__SOURCE TEXT__.
================================
# Rifeño/ english- spanish



## candy-man

Hello everyone:

Well, I´m searching for some handy information about the language I need to get by the end of the day and I thought you could possibly lend me a helping hand,please.

Actually,it is not supposed to be an essay or anything.On the contrary, simply a brief description covering the most essential points:

*1.* How many configurations are possible when it comes to the order in a sentence? That is to say: *object,subject,verb.*

*2.* Do prepositions exist or its variations?

*3.* Do the cases exist?

*4.*  Do the grammatical agreement exist? If it is so, what kind of it?

*5. *Is it possible to apply the passive voice?

*6.* What kind of combinations are there in the languagre when it comes to syllables? CV? CVV? etc...

*7.*  Is it a tonal language or not?

*8. * In what morphological group is the language included? f.ex- polysynthetic?

*9. *¿Existe la partícula interrogativa y cuál es su posición?

*10. *El fenómeno de los antepuestos y postpuestos(posesivos,demostrativos)

*11.*

1. Antecedente postpuesto N+ Prel
2.Antecedente antepuesto Prel+ N

Thank you in advance/ Gracias de antemano


----------



## Outsider

Is this a question for all languages?


----------



## CapnPrep

Are you asking about the Tarifit dialect of Berber? I don't know if you will find someone to  answer your questions here by the end of the day… Especially #6, which is the subject of quite a lot of research by linguists. There is a small grammar section in the Wikipedia article on Berber languages.
================================
Element and box listings
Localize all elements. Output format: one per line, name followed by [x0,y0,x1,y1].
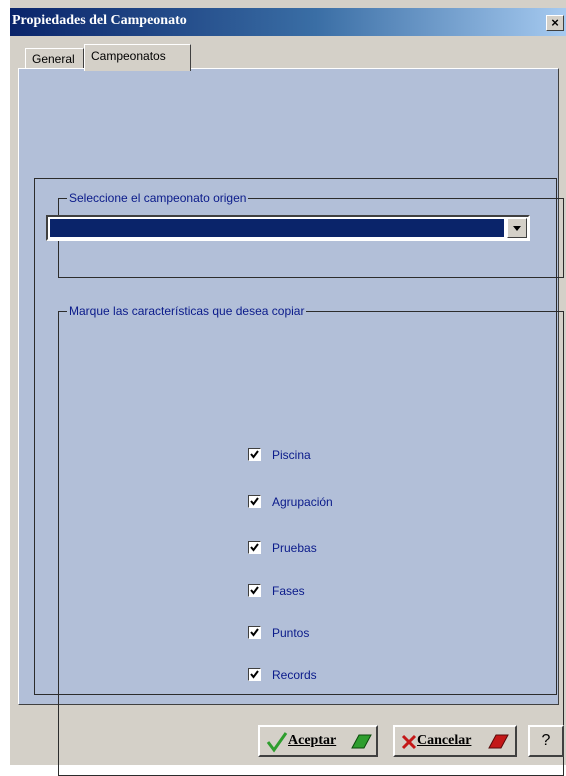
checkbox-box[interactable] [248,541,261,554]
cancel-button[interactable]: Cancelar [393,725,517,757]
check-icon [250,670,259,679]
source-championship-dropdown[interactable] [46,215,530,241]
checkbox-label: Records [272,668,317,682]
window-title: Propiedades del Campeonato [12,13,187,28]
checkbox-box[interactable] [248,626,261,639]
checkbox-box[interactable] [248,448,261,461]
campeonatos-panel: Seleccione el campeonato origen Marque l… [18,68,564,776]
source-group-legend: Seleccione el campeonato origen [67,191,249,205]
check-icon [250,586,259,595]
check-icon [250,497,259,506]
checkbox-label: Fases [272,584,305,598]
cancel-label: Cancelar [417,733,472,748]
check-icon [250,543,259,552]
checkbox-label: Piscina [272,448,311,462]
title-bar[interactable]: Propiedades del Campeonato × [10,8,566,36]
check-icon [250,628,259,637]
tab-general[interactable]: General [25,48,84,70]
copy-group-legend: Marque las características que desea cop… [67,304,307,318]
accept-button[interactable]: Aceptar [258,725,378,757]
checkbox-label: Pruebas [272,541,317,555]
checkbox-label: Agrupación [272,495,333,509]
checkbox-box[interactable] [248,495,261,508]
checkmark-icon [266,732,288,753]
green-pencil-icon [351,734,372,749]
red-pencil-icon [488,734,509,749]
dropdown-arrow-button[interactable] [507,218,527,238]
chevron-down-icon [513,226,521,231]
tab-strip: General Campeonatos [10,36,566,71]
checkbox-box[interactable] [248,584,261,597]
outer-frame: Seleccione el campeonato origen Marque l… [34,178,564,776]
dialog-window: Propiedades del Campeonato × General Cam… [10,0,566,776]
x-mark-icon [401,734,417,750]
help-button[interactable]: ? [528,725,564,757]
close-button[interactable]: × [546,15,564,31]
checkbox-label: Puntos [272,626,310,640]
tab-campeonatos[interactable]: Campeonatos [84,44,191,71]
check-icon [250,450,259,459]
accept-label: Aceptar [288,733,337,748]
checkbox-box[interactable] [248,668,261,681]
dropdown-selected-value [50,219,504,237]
================================
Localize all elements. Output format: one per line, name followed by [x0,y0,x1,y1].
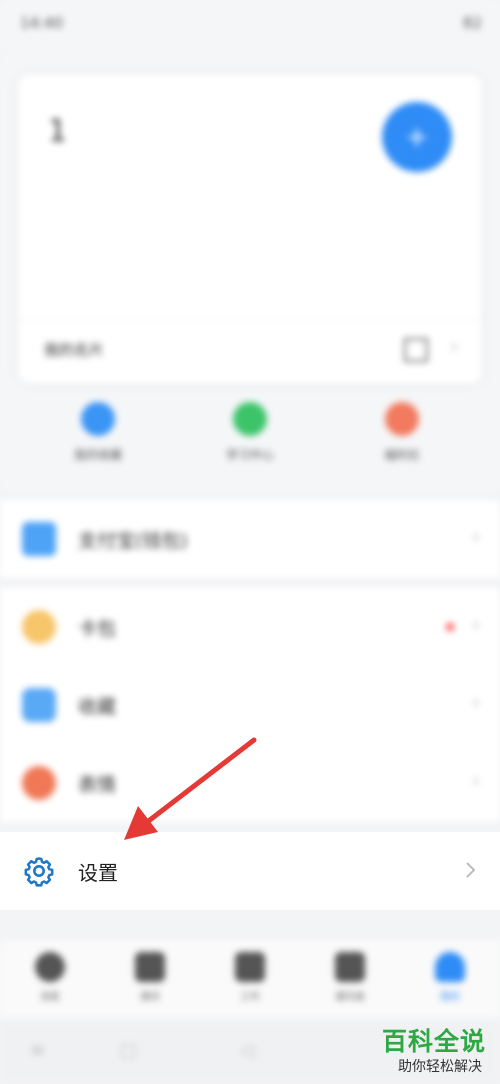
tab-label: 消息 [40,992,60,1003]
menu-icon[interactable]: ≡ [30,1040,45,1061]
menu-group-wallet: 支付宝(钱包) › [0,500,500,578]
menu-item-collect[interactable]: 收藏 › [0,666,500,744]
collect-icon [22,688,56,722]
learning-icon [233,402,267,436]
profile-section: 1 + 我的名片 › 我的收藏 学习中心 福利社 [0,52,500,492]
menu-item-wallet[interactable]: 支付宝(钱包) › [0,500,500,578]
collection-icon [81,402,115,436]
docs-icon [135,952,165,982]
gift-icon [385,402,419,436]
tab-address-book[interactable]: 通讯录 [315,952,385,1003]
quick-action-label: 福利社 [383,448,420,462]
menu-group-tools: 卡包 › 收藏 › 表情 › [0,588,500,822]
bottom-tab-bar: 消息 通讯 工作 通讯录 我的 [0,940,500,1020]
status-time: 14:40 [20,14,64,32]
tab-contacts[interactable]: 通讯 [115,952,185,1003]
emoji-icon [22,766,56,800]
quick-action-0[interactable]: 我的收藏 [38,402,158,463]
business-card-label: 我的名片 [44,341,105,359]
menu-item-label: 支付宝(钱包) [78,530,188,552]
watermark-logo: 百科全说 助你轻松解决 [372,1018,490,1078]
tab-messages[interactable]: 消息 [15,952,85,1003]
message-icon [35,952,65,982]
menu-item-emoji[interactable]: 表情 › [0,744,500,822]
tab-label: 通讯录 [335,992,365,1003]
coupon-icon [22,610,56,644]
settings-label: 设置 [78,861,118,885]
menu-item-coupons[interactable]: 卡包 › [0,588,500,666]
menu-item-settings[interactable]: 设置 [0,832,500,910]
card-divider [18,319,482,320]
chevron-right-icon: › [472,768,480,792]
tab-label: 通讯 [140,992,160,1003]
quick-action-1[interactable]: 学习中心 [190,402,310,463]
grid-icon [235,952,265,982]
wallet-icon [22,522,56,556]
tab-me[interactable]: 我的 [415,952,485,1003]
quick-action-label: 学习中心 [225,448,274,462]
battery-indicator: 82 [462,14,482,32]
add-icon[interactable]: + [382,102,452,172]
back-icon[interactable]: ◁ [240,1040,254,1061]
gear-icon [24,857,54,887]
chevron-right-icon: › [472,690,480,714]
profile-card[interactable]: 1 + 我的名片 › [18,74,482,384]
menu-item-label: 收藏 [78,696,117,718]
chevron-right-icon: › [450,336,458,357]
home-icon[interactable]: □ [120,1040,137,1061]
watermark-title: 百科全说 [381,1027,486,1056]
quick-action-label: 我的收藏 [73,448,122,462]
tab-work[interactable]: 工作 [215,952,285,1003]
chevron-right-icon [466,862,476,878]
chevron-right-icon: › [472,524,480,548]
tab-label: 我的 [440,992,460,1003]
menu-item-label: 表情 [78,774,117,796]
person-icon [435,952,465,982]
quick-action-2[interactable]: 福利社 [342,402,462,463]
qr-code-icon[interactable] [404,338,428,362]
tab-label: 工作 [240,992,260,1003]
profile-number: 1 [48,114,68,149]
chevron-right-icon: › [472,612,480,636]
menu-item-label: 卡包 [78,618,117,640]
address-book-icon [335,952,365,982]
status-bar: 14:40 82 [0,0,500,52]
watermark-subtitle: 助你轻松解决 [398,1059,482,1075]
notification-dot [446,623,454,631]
================================
__LIST OF TASKS__.
1 – Based on the forum thread, decide whether each statement agrees with it, giving yes or no along with the deciding words quoted from the thread: (a) The first poster needs the information by the end of the day. (b) The first poster wants a long essay. (c) CapnPrep mentions a grammar section in the Wikipedia article on Berber languages.
2 – Summarize the forum thread in two sentences.
3 – Please return the passage of the forum thread from "Actually,it is not" up to and including "CV? CVV? etc...".
Rely only on the forum thread and not on the data.

__EXPECTED OUTPUTS__.
1 –
(a) Yes: "I need to get by the end of the day"
(b) No: "it is not supposed to be an essay or anything"
(c) Yes: "There is a small grammar section in the Wikipedia article on Berber languages."

2 – A poster asks for a brief description of a language, listing questions about word order, prepositions, cases, grammatical agreement, passive voice, syllable combinations, tone, morphological group and more. One reply asks whether this is a question for all languages, and another asks whether the poster means the Tarifit dialect of Berber, doubts anyone will answer by the end of the day, and points to a small grammar section in the Wikipedia article on Berber languages.

3 –
Actually,it is not supposed to be an essay or anything.On the contrary, simply a brief description covering the most essential points:

*1.* How many configurations are possible when it comes to the order in a sentence? That is to say: *object,subject,verb.*

*2.* Do prepositions exist or its variations?

*3.* Do the cases exist?

*4.*  Do the grammatical agreement exist? If it is so, what kind of it?

*5. *Is it possible to apply the passive voice?

*6.* What kind of combinations are there in the languagre when it comes to syllables? CV? CVV? etc...